GIVEN INSTRUCTION: Output each entry exactly; skip nothing.
start DATA EXCERPTS
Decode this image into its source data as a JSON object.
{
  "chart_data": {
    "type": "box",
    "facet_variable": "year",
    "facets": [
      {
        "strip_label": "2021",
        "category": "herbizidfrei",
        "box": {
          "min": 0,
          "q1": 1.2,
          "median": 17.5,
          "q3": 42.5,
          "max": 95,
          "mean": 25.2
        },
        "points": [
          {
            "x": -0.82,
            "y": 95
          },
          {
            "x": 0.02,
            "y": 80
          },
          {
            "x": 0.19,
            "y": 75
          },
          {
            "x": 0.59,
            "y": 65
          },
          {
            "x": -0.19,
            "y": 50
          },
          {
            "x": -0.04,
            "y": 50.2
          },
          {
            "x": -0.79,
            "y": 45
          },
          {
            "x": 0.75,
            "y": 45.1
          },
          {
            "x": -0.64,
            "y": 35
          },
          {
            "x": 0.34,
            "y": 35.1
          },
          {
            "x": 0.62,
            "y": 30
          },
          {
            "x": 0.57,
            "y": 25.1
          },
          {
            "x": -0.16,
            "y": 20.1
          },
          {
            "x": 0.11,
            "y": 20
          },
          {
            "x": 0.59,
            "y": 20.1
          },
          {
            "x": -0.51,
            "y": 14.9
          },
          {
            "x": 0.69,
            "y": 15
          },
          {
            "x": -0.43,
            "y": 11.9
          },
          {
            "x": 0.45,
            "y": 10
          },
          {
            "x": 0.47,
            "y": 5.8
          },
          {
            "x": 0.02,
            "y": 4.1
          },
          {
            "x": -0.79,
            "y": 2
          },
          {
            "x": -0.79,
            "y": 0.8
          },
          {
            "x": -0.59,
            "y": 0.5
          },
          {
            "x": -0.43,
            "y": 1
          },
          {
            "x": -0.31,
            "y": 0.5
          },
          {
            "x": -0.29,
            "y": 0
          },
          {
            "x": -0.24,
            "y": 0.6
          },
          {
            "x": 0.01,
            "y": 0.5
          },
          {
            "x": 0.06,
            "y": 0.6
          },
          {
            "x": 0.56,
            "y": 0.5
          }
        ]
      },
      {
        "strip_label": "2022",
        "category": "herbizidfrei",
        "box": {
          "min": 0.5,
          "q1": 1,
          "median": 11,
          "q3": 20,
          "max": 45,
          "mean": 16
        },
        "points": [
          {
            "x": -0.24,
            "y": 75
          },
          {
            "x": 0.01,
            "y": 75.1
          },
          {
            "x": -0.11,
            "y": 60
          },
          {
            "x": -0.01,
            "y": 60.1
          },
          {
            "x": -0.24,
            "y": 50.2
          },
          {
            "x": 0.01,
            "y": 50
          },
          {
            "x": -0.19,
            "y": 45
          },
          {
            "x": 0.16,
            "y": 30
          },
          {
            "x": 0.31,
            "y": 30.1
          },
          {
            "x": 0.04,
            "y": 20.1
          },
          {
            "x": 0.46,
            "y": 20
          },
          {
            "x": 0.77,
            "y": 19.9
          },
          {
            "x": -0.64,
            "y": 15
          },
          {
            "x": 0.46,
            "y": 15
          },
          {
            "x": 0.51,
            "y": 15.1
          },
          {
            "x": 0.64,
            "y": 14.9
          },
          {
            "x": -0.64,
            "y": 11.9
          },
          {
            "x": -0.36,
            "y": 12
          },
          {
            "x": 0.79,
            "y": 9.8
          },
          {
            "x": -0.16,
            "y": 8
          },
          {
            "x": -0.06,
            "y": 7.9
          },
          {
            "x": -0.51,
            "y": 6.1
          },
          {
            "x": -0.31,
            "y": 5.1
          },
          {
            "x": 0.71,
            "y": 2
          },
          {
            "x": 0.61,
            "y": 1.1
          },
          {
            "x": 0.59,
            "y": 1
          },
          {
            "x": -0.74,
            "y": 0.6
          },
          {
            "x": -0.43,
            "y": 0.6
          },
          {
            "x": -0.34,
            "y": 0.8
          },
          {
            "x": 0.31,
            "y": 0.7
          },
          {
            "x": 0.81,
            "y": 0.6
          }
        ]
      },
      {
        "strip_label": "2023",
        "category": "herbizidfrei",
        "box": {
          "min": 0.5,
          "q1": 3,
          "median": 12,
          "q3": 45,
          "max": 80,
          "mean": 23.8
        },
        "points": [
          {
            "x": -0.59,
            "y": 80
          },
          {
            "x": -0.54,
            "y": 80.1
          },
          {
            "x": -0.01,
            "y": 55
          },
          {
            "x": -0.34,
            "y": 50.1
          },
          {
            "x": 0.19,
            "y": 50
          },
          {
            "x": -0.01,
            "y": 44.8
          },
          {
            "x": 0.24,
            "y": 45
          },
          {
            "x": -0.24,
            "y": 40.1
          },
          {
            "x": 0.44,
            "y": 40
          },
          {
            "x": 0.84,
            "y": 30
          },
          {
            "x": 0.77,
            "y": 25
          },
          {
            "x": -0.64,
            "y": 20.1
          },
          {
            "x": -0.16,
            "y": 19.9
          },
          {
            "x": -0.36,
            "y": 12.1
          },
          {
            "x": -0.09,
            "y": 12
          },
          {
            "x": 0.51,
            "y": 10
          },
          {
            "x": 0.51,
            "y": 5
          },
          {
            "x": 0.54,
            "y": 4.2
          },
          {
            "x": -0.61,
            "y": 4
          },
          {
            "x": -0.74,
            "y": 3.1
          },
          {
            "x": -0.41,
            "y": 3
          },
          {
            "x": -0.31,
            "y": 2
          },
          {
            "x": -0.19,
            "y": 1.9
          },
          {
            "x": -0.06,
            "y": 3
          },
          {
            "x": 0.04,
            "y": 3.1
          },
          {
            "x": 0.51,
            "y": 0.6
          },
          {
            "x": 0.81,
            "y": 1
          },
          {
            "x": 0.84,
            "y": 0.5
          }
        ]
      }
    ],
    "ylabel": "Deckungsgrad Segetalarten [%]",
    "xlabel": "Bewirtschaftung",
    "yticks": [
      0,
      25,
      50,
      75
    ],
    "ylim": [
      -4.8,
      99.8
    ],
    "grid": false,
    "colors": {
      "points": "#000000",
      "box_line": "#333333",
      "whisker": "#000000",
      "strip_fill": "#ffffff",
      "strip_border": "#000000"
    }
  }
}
end DATA EXCERPTS
FINAL RESULT:
Decode this image into its source data as a JSON object.
{
  "chart_data": {
    "type": "box",
    "facet_variable": "year",
    "facets": [
      {
        "strip_label": "2021",
        "category": "herbizidfrei",
        "box": {
          "min": 0,
          "q1": 1.2,
          "median": 17.5,
          "q3": 42.5,
          "max": 95,
          "mean": 25.2
        },
        "points": [
          {
            "x": -0.82,
            "y": 95
          },
          {
            "x": 0.02,
            "y": 80
          },
          {
            "x": 0.19,
            "y": 75
          },
          {
            "x": 0.59,
            "y": 65
          },
          {
            "x": -0.19,
            "y": 50
          },
          {
            "x": -0.04,
            "y": 50.2
          },
          {
            "x": -0.79,
            "y": 45
          },
          {
            "x": 0.75,
            "y": 45.1
          },
          {
            "x": -0.64,
            "y": 35
          },
          {
            "x": 0.34,
            "y": 35.1
          },
          {
            "x": 0.62,
            "y": 30
          },
          {
            "x": 0.57,
            "y": 25.1
          },
          {
            "x": -0.16,
            "y": 20.1
          },
          {
            "x": 0.11,
            "y": 20
          },
          {
            "x": 0.59,
            "y": 20.1
          },
          {
            "x": -0.51,
            "y": 14.9
          },
          {
            "x": 0.69,
            "y": 15
          },
          {
            "x": -0.43,
            "y": 11.9
          },
          {
            "x": 0.45,
            "y": 10
          },
          {
            "x": 0.47,
            "y": 5.8
          },
          {
            "x": 0.02,
            "y": 4.1
          },
          {
            "x": -0.79,
            "y": 2
          },
          {
            "x": -0.79,
            "y": 0.8
          },
          {
            "x": -0.59,
            "y": 0.5
          },
          {
            "x": -0.43,
            "y": 1
          },
          {
            "x": -0.31,
            "y": 0.5
          },
          {
            "x": -0.29,
            "y": 0
          },
          {
            "x": -0.24,
            "y": 0.6
          },
          {
            "x": 0.01,
            "y": 0.5
          },
          {
            "x": 0.06,
            "y": 0.6
          },
          {
            "x": 0.56,
            "y": 0.5
          }
        ]
      },
      {
        "strip_label": "2022",
        "category": "herbizidfrei",
        "box": {
          "min": 0.5,
          "q1": 1,
          "median": 11,
          "q3": 20,
          "max": 45,
          "mean": 16
        },
        "points": [
          {
            "x": -0.24,
            "y": 75
          },
          {
            "x": 0.01,
            "y": 75.1
          },
          {
            "x": -0.11,
            "y": 60
          },
          {
            "x": -0.01,
            "y": 60.1
          },
          {
            "x": -0.24,
            "y": 50.2
          },
          {
            "x": 0.01,
            "y": 50
          },
          {
            "x": -0.19,
            "y": 45
          },
          {
            "x": 0.16,
            "y": 30
          },
          {
            "x": 0.31,
            "y": 30.1
          },
          {
            "x": 0.04,
            "y": 20.1
          },
          {
            "x": 0.46,
            "y": 20
          },
          {
            "x": 0.77,
            "y": 19.9
          },
          {
            "x": -0.64,
            "y": 15
          },
          {
            "x": 0.46,
            "y": 15
          },
          {
            "x": 0.51,
            "y": 15.1
          },
          {
            "x": 0.64,
            "y": 14.9
          },
          {
            "x": -0.64,
            "y": 11.9
          },
          {
            "x": -0.36,
            "y": 12
          },
          {
            "x": 0.79,
            "y": 9.8
          },
          {
            "x": -0.16,
            "y": 8
          },
          {
            "x": -0.06,
            "y": 7.9
          },
          {
            "x": -0.51,
            "y": 6.1
          },
          {
            "x": -0.31,
            "y": 5.1
          },
          {
            "x": 0.71,
            "y": 2
          },
          {
            "x": 0.61,
            "y": 1.1
          },
          {
            "x": 0.59,
            "y": 1
          },
          {
            "x": -0.74,
            "y": 0.6
          },
          {
            "x": -0.43,
            "y": 0.6
          },
          {
            "x": -0.34,
            "y": 0.8
          },
          {
            "x": 0.31,
            "y": 0.7
          },
          {
            "x": 0.81,
            "y": 0.6
          }
        ]
      },
      {
        "strip_label": "2023",
        "category": "herbizidfrei",
        "box": {
          "min": 0.5,
          "q1": 3,
          "median": 12,
          "q3": 45,
          "max": 80,
          "mean": 23.8
        },
        "points": [
          {
            "x": -0.59,
            "y": 80
          },
          {
            "x": -0.54,
            "y": 80.1
          },
          {
            "x": -0.01,
            "y": 55
          },
          {
            "x": -0.34,
            "y": 50.1
          },
          {
            "x": 0.19,
            "y": 50
          },
          {
            "x": -0.01,
            "y": 44.8
          },
          {
            "x": 0.24,
            "y": 45
          },
          {
            "x": -0.24,
            "y": 40.1
          },
          {
            "x": 0.44,
            "y": 40
          },
          {
            "x": 0.84,
            "y": 30
          },
          {
            "x": 0.77,
            "y": 25
          },
          {
            "x": -0.64,
            "y": 20.1
          },
          {
            "x": -0.16,
            "y": 19.9
          },
          {
            "x": -0.36,
            "y": 12.1
          },
          {
            "x": -0.09,
            "y": 12
          },
          {
            "x": 0.51,
            "y": 10
          },
          {
            "x": 0.51,
            "y": 5
          },
          {
            "x": 0.54,
            "y": 4.2
          },
          {
            "x": -0.61,
            "y": 4
          },
          {
            "x": -0.74,
            "y": 3.1
          },
          {
            "x": -0.41,
            "y": 3
          },
          {
            "x": -0.31,
            "y": 2
          },
          {
            "x": -0.19,
            "y": 1.9
          },
          {
            "x": -0.06,
            "y": 3
          },
          {
            "x": 0.04,
            "y": 3.1
          },
          {
            "x": 0.51,
            "y": 0.6
          },
          {
            "x": 0.81,
            "y": 1
          },
          {
            "x": 0.84,
            "y": 0.5
          }
        ]
      }
    ],
    "ylabel": "Deckungsgrad Segetalarten [%]",
    "xlabel": "Bewirtschaftung",
    "yticks": [
      0,
      25,
      50,
      75
    ],
    "ylim": [
      -4.8,
      99.8
    ],
    "grid": false,
    "colors": {
      "points": "#000000",
      "box_line": "#333333",
      "whisker": "#000000",
      "strip_fill": "#ffffff",
      "strip_border": "#000000"
    }
  }
}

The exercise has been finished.